:: Stated task 1 ::
Reproduce the entries starting with the first line and going on through the line containing "data-point: [560, 152, 574, 166]", including both of those lines.

:: Extracted text ::
# Setting up Web Server & File Storage



## blpeterjr (Mar 23, 2021)

Good morning guys and gals,

I am a small business owner and am looking to install a file storage system for my company. In addition, I figured why not host my own website files and save some costs there as well. My initial thought was to go with an OS like TrueNAS. After looking through their forums I found everyone recommending FreeBSD to set up websites as well. So here I am.

I have been reviewing a lot of information as this is a new OS to me. I am very familiar with computers and programming. However, how would one accomplish setting up a server on FreeBSD to have something like TrueNAS, but with a web server that can serve two different websites. My websites are not busy by any means and are just informational, but I would like to eliminate web hosting fees if possible. I would love to have a dashboard that is informational such as TrueNAS' dashboard that shows information about the server, file storage, etc. That is something I can work on overtime as well but the ultimate goal is to have a file storage system that is accessible from the outside (using NextCloud or something is fine) and having a webserver set up to serve two different URLs. I have been reviewing some youtube videos regarding setting up Nginx, Apache, MySQL, etc. However, nothing for setting up multiple websites nor a file management system like TrueNAS.

Any thoughts?

Thank you all!


----------



## SirDice (Mar 23, 2021)

blpeterjr said:


> However, how would one accomplish setting up a server on FreeBSD to have something like TrueNAS


You install TrueNAS. Really, there's no point in running FreeBSD only to make it act and work like TrueNAS. Then just install TrueNAS and be done. People here use FreeBSD mostly plain, they install what they need and manage it from the command line. Either by hand or for larger operations using things like Puppet or Ansible to maintain a whole bunch of servers.

:: Data lines ::
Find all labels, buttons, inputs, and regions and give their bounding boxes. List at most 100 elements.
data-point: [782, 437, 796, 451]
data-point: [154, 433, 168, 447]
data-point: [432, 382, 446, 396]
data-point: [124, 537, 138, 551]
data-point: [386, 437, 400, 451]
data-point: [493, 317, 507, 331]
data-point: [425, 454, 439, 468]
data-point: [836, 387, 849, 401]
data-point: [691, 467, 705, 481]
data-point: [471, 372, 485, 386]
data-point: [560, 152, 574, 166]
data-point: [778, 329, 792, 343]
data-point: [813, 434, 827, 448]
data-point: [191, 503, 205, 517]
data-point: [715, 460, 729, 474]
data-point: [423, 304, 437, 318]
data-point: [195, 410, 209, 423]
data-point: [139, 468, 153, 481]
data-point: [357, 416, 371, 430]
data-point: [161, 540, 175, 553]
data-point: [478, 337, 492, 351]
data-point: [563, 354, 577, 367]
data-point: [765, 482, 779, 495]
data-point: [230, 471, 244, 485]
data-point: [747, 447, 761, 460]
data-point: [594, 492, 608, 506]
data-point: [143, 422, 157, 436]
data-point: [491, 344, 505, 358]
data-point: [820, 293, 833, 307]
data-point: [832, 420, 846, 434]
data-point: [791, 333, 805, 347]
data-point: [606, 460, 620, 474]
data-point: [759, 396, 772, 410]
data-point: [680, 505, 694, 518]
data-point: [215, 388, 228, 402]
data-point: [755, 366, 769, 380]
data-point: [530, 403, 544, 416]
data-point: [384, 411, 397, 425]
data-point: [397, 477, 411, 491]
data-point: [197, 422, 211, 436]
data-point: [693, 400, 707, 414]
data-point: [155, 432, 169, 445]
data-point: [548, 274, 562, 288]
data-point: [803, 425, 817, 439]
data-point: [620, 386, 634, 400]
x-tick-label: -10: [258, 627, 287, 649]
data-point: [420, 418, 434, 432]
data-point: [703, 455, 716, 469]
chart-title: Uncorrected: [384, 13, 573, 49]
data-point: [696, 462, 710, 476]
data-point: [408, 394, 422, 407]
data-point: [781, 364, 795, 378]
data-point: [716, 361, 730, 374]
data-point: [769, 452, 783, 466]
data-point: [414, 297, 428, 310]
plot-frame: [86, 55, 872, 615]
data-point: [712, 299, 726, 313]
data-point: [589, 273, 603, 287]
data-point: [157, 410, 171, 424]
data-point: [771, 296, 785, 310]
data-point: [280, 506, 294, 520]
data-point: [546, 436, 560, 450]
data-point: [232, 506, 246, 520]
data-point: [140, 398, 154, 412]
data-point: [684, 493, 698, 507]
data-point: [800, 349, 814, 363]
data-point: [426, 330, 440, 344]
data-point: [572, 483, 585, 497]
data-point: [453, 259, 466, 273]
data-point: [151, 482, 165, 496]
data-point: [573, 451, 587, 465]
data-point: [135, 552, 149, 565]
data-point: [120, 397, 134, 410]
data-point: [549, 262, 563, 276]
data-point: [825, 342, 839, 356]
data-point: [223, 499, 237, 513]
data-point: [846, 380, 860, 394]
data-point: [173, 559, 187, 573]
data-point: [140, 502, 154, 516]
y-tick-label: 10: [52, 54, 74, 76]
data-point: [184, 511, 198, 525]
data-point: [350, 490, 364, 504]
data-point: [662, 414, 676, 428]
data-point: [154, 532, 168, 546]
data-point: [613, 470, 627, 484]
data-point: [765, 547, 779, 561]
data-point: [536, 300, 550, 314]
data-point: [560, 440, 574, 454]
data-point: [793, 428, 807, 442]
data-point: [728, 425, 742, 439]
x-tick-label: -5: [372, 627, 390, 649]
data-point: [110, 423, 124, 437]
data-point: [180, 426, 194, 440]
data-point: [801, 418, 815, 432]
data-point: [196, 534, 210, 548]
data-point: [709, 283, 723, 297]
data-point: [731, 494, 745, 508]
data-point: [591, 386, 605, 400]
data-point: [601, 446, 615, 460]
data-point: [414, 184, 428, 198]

:: Stated task 2 ::
Rewrite the thread on setting up a web server and file storage starting with "## SirDice (Mar" and going on through "bunch of servers.", putting "SaltStack" in place of "Ansible".

:: Full answer 1 ::
Find all labels, buttons, inputs, and regions and give their bounding boxes. List at most 100 elements.
data-point: [782, 437, 796, 451]
data-point: [154, 433, 168, 447]
data-point: [432, 382, 446, 396]
data-point: [124, 537, 138, 551]
data-point: [386, 437, 400, 451]
data-point: [493, 317, 507, 331]
data-point: [425, 454, 439, 468]
data-point: [836, 387, 849, 401]
data-point: [691, 467, 705, 481]
data-point: [471, 372, 485, 386]
data-point: [560, 152, 574, 166]

:: Full answer 2 ::
## SirDice (Mar 23, 2021)

blpeterjr said:


> However, how would one accomplish setting up a server on FreeBSD to have something like TrueNAS


You install TrueNAS. Really, there's no point in running FreeBSD only to make it act and work like TrueNAS. Then just install TrueNAS and be done. People here use FreeBSD mostly plain, they install what they need and manage it from the command line. Either by hand or for larger operations using things like Puppet or SaltStack to maintain a whole bunch of servers.